Copy every line in which the string "JSON" occurs.
++++
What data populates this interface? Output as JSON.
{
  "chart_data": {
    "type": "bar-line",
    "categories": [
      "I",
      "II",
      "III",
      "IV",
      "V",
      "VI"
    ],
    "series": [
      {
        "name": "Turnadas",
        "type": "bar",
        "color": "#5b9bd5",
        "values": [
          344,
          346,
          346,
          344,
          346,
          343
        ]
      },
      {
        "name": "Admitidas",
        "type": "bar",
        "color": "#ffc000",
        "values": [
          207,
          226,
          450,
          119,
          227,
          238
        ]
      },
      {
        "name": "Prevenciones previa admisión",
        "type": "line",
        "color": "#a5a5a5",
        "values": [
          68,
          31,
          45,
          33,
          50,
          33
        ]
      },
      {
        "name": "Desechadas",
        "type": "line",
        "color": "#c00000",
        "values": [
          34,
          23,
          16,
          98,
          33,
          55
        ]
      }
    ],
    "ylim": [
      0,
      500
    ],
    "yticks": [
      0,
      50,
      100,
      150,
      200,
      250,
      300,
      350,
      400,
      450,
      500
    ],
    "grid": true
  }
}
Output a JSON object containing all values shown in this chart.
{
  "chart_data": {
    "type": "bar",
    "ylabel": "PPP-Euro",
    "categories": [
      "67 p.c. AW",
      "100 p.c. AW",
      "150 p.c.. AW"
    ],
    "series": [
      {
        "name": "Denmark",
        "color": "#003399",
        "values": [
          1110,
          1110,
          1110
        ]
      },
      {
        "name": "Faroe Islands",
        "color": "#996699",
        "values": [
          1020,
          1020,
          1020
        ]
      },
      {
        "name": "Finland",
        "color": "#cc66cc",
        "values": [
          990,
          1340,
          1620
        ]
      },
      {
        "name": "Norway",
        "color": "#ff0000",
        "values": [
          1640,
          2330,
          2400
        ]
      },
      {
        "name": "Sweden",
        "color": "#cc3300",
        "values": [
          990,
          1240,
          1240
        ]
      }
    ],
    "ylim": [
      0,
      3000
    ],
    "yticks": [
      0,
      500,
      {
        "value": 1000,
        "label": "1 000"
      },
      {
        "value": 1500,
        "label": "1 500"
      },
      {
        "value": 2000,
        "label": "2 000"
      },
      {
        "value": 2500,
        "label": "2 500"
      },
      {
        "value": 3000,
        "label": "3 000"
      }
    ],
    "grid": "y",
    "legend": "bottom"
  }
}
++++
> ANSWER IN FULL:
What data populates this interface? Output as JSON.
Output a JSON object containing all values shown in this chart.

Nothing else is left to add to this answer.